=== EXERCISE REQUIREMENTS ===
Restate the records below word for word.

=== STORED RECORDS ===
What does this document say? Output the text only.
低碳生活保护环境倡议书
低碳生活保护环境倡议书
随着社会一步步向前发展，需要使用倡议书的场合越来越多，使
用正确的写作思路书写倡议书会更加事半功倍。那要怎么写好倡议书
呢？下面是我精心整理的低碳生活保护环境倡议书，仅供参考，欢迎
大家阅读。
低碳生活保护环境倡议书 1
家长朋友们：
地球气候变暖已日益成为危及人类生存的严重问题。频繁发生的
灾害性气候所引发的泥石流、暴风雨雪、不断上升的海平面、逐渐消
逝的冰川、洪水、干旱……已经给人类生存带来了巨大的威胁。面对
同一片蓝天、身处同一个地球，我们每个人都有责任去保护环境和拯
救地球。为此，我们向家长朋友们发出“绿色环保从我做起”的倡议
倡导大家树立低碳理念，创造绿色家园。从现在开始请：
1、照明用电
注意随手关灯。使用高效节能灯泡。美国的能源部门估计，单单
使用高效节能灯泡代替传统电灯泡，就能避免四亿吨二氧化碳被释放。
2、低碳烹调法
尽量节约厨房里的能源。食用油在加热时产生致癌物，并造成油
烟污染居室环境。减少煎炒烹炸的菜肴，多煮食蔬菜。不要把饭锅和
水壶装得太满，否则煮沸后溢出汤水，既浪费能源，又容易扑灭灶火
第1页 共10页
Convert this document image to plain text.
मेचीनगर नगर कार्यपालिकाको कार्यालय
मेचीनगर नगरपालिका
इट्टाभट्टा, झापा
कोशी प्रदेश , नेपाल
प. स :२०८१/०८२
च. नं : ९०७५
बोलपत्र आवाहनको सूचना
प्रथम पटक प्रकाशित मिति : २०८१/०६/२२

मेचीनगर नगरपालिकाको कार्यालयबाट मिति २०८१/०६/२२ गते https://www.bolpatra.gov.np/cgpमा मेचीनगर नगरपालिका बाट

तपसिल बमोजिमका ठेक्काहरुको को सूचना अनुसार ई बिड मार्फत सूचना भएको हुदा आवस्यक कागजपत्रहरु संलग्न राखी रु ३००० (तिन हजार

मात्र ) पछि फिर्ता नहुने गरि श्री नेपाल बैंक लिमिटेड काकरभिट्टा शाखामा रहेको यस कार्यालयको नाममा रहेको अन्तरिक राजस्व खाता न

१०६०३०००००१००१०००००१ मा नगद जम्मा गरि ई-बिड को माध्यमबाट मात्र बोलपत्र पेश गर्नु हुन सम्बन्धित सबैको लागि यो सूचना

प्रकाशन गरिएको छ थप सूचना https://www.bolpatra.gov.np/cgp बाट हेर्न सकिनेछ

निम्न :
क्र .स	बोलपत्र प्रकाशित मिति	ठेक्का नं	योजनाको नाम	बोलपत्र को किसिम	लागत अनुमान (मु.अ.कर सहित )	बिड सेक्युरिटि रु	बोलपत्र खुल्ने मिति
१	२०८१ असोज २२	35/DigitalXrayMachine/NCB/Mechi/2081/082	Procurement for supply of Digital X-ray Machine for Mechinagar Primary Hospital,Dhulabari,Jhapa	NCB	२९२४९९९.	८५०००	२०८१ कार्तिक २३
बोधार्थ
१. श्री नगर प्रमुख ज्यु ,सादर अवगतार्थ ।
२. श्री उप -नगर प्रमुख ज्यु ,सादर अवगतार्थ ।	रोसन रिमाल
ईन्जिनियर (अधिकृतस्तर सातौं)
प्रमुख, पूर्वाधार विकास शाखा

=== SOLVED EXERCISE ===
What does this document say? Output the text only.
低碳生活保护环境倡议书
低碳生活保护环境倡议书
随着社会一步步向前发展，需要使用倡议书的场合越来越多，使
用正确的写作思路书写倡议书会更加事半功倍。那要怎么写好倡议书
呢？下面是我精心整理的低碳生活保护环境倡议书，仅供参考，欢迎
大家阅读。
低碳生活保护环境倡议书 1
家长朋友们：
地球气候变暖已日益成为危及人类生存的严重问题。频繁发生的
灾害性气候所引发的泥石流、暴风雨雪、不断上升的海平面、逐渐消
逝的冰川、洪水、干旱……已经给人类生存带来了巨大的威胁。面对
同一片蓝天、身处同一个地球，我们每个人都有责任去保护环境和拯
救地球。为此，我们向家长朋友们发出“绿色环保从我做起”的倡议
倡导大家树立低碳理念，创造绿色家园。从现在开始请：
1、照明用电
注意随手关灯。使用高效节能灯泡。美国的能源部门估计，单单
使用高效节能灯泡代替传统电灯泡，就能避免四亿吨二氧化碳被释放。
2、低碳烹调法
尽量节约厨房里的能源。食用油在加热时产生致癌物，并造成油
烟污染居室环境。减少煎炒烹炸的菜肴，多煮食蔬菜。不要把饭锅和
水壶装得太满，否则煮沸后溢出汤水，既浪费能源，又容易扑灭灶火
第1页 共10页
Convert this document image to plain text.
मेचीनगर नगर कार्यपालिकाको कार्यालय
मेचीनगर नगरपालिका
इट्टाभट्टा, झापा
कोशी प्रदेश , नेपाल
प. स :२०८१/०८२
च. नं : ९०७५
बोलपत्र आवाहनको सूचना
प्रथम पटक प्रकाशित मिति : २०८१/०६/२२

मेचीनगर नगरपालिकाको कार्यालयबाट मिति २०८१/०६/२२ गते https://www.bolpatra.gov.np/cgpमा मेचीनगर नगरपालिका बाट

तपसिल बमोजिमका ठेक्काहरुको को सूचना अनुसार ई बिड मार्फत सूचना भएको हुदा आवस्यक कागजपत्रहरु संलग्न राखी रु ३००० (तिन हजार

मात्र ) पछि फिर्ता नहुने गरि श्री नेपाल बैंक लिमिटेड काकरभिट्टा शाखामा रहेको यस कार्यालयको नाममा रहेको अन्तरिक राजस्व खाता न

१०६०३०००००१००१०००००१ मा नगद जम्मा गरि ई-बिड को माध्यमबाट मात्र बोलपत्र पेश गर्नु हुन सम्बन्धित सबैको लागि यो सूचना

प्रकाशन गरिएको छ थप सूचना https://www.bolpatra.gov.np/cgp बाट हेर्न सकिनेछ

निम्न :
क्र .स	बोलपत्र प्रकाशित मिति	ठेक्का नं	योजनाको नाम	बोलपत्र को किसिम	लागत अनुमान (मु.अ.कर सहित )	बिड सेक्युरिटि रु	बोलपत्र खुल्ने मिति
१	२०८१ असोज २२	35/DigitalXrayMachine/NCB/Mechi/2081/082	Procurement for supply of Digital X-ray Machine for Mechinagar Primary Hospital,Dhulabari,Jhapa	NCB	२९२४९९९.	८५०००	२०८१ कार्तिक २३
बोधार्थ
१. श्री नगर प्रमुख ज्यु ,सादर अवगतार्थ ।
२. श्री उप -नगर प्रमुख ज्यु ,सादर अवगतार्थ ।	रोसन रिमाल
ईन्जिनियर (अधिकृतस्तर सातौं)
प्रमुख, पूर्वाधार विकास शाखा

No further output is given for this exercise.